• **WRITTEN REQUEST**
Which lines below hold the word "http"? Report each one.

BEGIN RECORDS SUPPLIED

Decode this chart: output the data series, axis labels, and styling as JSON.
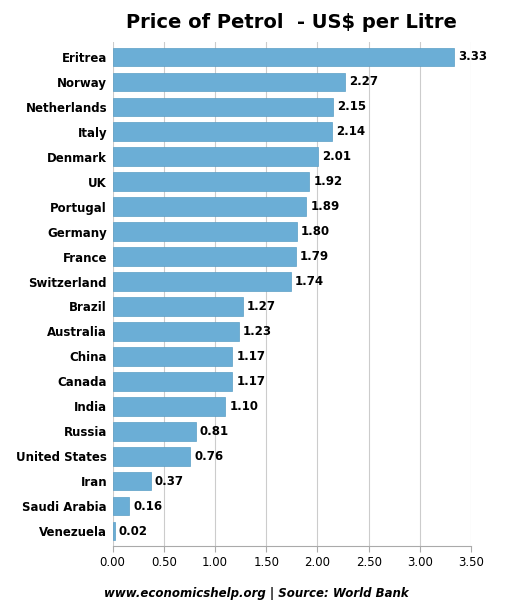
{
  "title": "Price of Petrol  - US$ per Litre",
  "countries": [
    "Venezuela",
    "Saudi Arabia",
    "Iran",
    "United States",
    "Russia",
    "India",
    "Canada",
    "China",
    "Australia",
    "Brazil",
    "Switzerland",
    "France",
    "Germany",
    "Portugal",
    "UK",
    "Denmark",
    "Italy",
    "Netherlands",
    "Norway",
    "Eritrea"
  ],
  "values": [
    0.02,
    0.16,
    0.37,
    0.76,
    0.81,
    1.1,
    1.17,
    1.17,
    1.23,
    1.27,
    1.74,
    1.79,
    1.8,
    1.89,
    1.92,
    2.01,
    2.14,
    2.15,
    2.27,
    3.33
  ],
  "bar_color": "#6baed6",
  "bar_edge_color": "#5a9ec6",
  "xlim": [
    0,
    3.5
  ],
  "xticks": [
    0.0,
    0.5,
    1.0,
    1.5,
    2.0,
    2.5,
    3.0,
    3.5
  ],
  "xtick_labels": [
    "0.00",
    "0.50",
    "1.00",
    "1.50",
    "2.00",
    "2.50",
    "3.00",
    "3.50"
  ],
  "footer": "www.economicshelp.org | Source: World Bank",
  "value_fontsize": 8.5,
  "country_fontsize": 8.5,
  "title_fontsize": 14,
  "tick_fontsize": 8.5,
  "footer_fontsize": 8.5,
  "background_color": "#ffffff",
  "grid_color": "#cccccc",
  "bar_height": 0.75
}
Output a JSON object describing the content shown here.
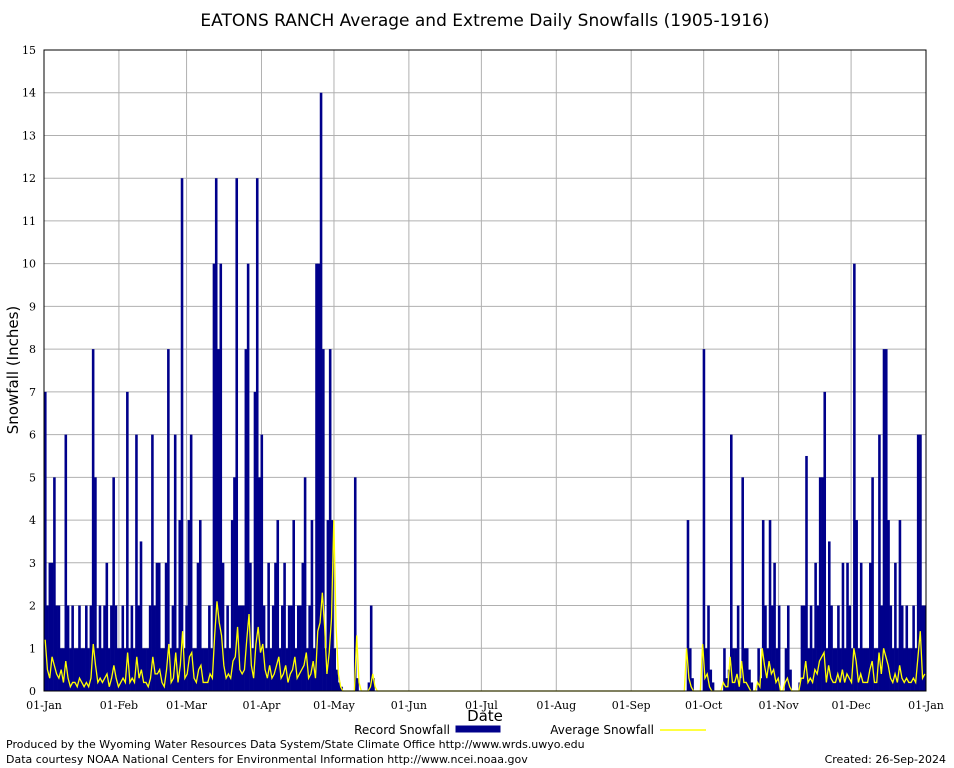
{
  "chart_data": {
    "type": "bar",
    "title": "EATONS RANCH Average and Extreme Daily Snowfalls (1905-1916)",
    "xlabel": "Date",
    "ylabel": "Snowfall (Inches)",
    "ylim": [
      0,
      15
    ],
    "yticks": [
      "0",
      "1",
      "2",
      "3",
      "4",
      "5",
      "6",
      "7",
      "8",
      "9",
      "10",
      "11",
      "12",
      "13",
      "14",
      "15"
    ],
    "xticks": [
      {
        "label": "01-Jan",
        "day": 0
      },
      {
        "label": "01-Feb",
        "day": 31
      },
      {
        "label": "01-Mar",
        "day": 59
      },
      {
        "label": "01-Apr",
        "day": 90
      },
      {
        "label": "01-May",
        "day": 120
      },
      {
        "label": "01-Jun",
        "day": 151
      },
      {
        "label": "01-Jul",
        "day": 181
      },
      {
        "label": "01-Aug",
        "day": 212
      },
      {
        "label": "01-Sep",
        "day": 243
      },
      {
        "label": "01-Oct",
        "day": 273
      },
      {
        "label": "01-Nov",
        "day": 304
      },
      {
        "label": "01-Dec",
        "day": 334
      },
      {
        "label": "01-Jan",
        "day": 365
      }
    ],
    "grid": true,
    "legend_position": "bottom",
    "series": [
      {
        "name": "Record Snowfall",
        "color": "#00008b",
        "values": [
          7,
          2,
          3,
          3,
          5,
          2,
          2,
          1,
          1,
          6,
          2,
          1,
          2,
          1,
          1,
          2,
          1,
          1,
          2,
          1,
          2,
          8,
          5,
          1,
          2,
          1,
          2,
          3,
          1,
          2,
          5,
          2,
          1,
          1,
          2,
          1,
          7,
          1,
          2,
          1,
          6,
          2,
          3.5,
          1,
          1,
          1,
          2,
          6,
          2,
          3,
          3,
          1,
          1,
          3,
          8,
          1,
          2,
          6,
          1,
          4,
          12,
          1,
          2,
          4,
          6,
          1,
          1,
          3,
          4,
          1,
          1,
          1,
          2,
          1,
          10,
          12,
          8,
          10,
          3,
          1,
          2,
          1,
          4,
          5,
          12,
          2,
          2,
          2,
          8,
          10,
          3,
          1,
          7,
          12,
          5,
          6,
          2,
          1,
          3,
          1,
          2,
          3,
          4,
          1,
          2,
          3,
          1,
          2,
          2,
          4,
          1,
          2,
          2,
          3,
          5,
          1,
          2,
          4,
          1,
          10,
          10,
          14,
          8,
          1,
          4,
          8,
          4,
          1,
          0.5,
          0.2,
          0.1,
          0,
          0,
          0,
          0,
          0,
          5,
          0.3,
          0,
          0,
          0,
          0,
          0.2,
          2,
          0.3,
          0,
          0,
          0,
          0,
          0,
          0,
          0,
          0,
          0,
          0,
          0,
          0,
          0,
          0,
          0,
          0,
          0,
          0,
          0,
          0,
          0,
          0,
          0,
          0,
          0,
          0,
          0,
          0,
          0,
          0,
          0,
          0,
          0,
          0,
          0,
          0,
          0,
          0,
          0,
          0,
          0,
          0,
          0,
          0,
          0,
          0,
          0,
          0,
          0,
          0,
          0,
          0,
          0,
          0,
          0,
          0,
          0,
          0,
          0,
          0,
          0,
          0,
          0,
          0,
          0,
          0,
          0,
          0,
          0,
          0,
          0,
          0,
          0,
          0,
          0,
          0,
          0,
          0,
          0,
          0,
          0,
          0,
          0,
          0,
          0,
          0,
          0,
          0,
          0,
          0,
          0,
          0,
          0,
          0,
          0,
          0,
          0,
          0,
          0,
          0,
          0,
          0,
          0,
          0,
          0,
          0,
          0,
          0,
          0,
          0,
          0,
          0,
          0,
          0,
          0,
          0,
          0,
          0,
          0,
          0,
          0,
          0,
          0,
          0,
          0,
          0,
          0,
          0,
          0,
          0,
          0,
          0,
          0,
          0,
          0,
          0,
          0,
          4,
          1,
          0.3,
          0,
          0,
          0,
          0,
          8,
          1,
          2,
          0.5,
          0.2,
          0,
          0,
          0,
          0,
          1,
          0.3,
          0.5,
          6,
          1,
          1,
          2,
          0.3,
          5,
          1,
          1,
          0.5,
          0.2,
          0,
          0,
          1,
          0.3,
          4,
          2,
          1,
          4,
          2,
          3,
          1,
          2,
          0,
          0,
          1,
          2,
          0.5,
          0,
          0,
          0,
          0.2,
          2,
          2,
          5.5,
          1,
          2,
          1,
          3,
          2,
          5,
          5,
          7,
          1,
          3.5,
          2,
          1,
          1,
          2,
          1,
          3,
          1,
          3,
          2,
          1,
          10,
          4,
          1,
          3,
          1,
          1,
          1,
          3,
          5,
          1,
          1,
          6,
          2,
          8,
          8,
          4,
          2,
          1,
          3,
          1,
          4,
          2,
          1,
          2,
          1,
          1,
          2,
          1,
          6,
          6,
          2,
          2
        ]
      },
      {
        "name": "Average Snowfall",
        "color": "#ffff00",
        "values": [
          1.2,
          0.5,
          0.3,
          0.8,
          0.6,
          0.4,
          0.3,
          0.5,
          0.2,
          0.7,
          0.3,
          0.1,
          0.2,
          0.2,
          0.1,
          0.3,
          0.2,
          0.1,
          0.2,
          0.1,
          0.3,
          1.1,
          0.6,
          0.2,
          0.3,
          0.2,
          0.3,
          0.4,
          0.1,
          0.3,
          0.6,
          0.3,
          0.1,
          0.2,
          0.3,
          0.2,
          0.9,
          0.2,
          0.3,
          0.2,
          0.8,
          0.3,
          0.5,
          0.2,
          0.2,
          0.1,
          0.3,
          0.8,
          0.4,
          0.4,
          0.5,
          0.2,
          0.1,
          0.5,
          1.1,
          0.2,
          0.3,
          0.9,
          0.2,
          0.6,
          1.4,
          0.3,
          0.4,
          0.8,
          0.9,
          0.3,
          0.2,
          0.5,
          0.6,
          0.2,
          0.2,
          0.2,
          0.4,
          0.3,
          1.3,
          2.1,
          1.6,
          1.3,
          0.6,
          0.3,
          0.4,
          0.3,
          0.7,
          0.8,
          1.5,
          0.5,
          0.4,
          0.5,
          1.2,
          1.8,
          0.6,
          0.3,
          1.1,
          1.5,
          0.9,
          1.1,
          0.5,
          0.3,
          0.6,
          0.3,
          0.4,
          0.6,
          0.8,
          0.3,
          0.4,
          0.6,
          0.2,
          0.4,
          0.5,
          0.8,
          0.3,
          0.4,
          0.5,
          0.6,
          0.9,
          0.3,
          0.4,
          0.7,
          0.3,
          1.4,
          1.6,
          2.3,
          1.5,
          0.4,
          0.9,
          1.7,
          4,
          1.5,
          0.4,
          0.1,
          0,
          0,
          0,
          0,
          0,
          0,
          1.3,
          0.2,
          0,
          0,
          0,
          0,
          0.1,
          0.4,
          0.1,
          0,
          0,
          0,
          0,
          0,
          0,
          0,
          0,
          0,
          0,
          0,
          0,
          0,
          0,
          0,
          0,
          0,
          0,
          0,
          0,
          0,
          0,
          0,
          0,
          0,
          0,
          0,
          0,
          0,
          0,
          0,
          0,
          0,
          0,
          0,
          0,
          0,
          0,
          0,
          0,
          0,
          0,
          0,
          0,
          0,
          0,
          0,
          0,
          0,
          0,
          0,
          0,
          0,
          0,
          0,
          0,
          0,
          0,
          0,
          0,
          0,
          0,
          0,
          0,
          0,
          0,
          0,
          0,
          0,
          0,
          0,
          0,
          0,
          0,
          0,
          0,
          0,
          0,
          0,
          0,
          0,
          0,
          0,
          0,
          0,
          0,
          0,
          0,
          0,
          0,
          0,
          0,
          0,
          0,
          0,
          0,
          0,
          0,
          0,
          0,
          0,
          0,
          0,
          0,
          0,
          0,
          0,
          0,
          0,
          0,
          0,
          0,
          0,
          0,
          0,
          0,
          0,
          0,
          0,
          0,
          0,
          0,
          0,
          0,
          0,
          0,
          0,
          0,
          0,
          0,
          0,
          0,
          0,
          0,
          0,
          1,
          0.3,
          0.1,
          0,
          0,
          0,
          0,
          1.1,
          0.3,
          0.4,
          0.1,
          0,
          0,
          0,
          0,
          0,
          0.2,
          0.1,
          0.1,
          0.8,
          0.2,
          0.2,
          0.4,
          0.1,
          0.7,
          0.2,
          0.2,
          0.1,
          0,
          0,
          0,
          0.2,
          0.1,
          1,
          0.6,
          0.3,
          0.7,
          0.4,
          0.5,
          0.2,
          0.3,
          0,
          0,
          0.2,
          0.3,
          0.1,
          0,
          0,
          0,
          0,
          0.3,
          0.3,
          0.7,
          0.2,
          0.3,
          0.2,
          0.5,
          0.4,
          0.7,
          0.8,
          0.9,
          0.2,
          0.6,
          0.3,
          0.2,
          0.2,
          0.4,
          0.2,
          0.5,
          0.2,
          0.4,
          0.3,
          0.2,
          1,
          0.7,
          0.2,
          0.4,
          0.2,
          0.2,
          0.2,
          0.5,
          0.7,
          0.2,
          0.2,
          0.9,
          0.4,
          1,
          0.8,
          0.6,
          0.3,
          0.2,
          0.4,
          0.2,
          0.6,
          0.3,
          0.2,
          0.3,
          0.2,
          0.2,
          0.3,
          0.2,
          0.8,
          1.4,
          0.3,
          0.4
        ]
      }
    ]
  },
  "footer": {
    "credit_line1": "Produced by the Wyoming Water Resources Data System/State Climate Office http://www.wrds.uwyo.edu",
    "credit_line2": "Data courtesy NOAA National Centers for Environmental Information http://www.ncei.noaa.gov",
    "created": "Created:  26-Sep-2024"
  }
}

END RECORDS SUPPLIED

• **FINAL RESULT**
    "credit_line1": "Produced by the Wyoming Water Resources Data System/State Climate Office http://www.wrds.uwyo.edu",
    "credit_line2": "Data courtesy NOAA National Centers for Environmental Information http://www.ncei.noaa.gov",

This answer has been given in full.